• Problem description:
All of the listing below must be repeated word for word. Pictures are the only thing to omit.

══ Given records

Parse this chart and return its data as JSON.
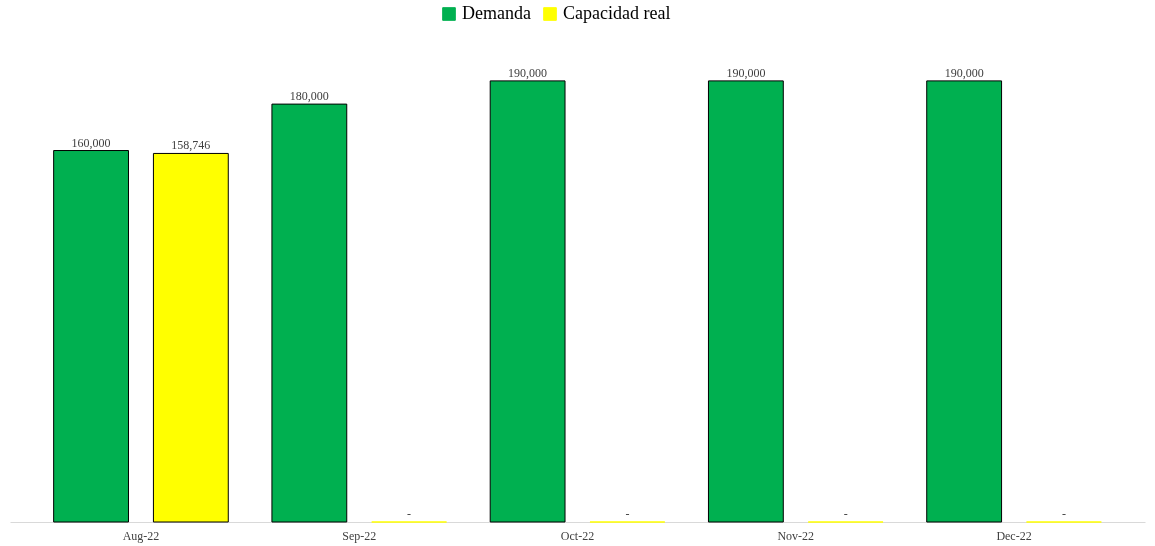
{
  "chart_data": {
    "type": "bar",
    "categories": [
      "Aug-22",
      "Sep-22",
      "Oct-22",
      "Nov-22",
      "Dec-22"
    ],
    "series": [
      {
        "name": "Demanda",
        "color": "#00b050",
        "values": [
          160000,
          180000,
          190000,
          190000,
          190000
        ],
        "value_labels": [
          "160,000",
          "180,000",
          "190,000",
          "190,000",
          "190,000"
        ]
      },
      {
        "name": "Capacidad real",
        "color": "#ffff00",
        "values": [
          158746,
          0,
          0,
          0,
          0
        ],
        "value_labels": [
          "158,746",
          "-",
          "-",
          "-",
          "-"
        ]
      }
    ],
    "legend": "top",
    "grid": false
  }
}
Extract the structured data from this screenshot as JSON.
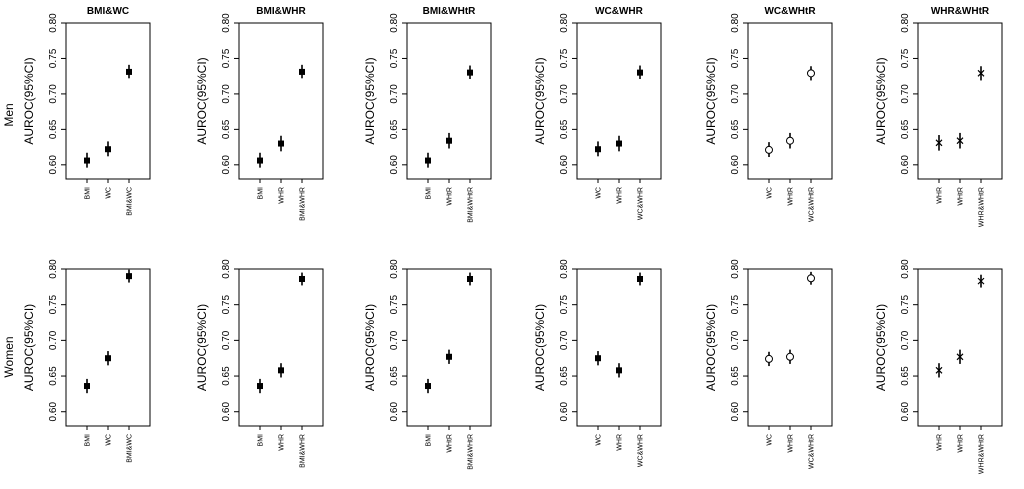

════

• Expected answer:
Parse this chart and return its data as JSON.
{
  "chart_data": {
    "type": "bar",
    "categories": [
      "Aug-22",
      "Sep-22",
      "Oct-22",
      "Nov-22",
      "Dec-22"
    ],
    "series": [
      {
        "name": "Demanda",
        "color": "#00b050",
        "values": [
          160000,
          180000,
          190000,
          190000,
          190000
        ],
        "value_labels": [
          "160,000",
          "180,000",
          "190,000",
          "190,000",
          "190,000"
        ]
      },
      {
        "name": "Capacidad real",
        "color": "#ffff00",
        "values": [
          158746,
          0,
          0,
          0,
          0
        ],
        "value_labels": [
          "158,746",
          "-",
          "-",
          "-",
          "-"
        ]
      }
    ],
    "legend": "top",
    "grid": false
  }
}
Extract the structured data from this screenshot as JSON.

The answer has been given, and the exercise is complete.